## What you will do
Below you will find a set of lines. Repeat them all exactly.

## Information shown
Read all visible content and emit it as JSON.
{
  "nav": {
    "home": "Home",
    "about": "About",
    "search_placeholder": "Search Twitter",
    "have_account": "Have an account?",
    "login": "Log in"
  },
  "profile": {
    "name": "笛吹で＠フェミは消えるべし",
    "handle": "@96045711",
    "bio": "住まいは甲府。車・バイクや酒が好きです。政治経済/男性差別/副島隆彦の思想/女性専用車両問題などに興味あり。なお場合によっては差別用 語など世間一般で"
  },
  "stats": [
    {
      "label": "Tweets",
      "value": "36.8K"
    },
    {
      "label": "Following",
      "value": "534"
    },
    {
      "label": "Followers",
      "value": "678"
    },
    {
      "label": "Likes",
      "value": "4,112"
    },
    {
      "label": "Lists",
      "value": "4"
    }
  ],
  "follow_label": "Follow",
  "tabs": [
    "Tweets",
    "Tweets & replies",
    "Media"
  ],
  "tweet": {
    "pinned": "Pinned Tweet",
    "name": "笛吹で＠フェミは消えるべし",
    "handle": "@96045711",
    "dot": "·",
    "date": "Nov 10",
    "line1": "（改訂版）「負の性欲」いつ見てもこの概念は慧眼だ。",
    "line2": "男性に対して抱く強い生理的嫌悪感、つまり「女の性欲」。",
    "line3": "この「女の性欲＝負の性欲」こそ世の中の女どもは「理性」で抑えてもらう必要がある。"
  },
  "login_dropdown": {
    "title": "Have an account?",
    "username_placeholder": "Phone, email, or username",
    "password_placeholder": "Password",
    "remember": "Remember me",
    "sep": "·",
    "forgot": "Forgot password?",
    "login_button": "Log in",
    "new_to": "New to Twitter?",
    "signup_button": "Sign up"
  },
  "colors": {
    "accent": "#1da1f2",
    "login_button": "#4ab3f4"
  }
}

## Response to the task
Read all visible content and emit it as JSON.
{
  "nav": {
    "home": "Home",
    "about": "About",
    "search_placeholder": "Search Twitter",
    "have_account": "Have an account?",
    "login": "Log in"
  },
  "profile": {
    "name": "笛吹で＠フェミは消えるべし",
    "handle": "@96045711",
    "bio": "住まいは甲府。車・バイクや酒が好きです。政治経済/男性差別/副島隆彦の思想/女性専用車両問題などに興味あり。なお場合によっては差別用 語など世間一般で"
  },
  "stats": [
    {
      "label": "Tweets",
      "value": "36.8K"
    },
    {
      "label": "Following",
      "value": "534"
    },
    {
      "label": "Followers",
      "value": "678"
    },
    {
      "label": "Likes",
      "value": "4,112"
    },
    {
      "label": "Lists",
      "value": "4"
    }
  ],
  "follow_label": "Follow",
  "tabs": [
    "Tweets",
    "Tweets & replies",
    "Media"
  ],
  "tweet": {
    "pinned": "Pinned Tweet",
    "name": "笛吹で＠フェミは消えるべし",
    "handle": "@96045711",
    "dot": "·",
    "date": "Nov 10",
    "line1": "（改訂版）「負の性欲」いつ見てもこの概念は慧眼だ。",
    "line2": "男性に対して抱く強い生理的嫌悪感、つまり「女の性欲」。",
    "line3": "この「女の性欲＝負の性欲」こそ世の中の女どもは「理性」で抑えてもらう必要がある。"
  },
  "login_dropdown": {
    "title": "Have an account?",
    "username_placeholder": "Phone, email, or username",
    "password_placeholder": "Password",
    "remember": "Remember me",
    "sep": "·",
    "forgot": "Forgot password?",
    "login_button": "Log in",
    "new_to": "New to Twitter?",
    "signup_button": "Sign up"
  },
  "colors": {
    "accent": "#1da1f2",
    "login_button": "#4ab3f4"
  }
}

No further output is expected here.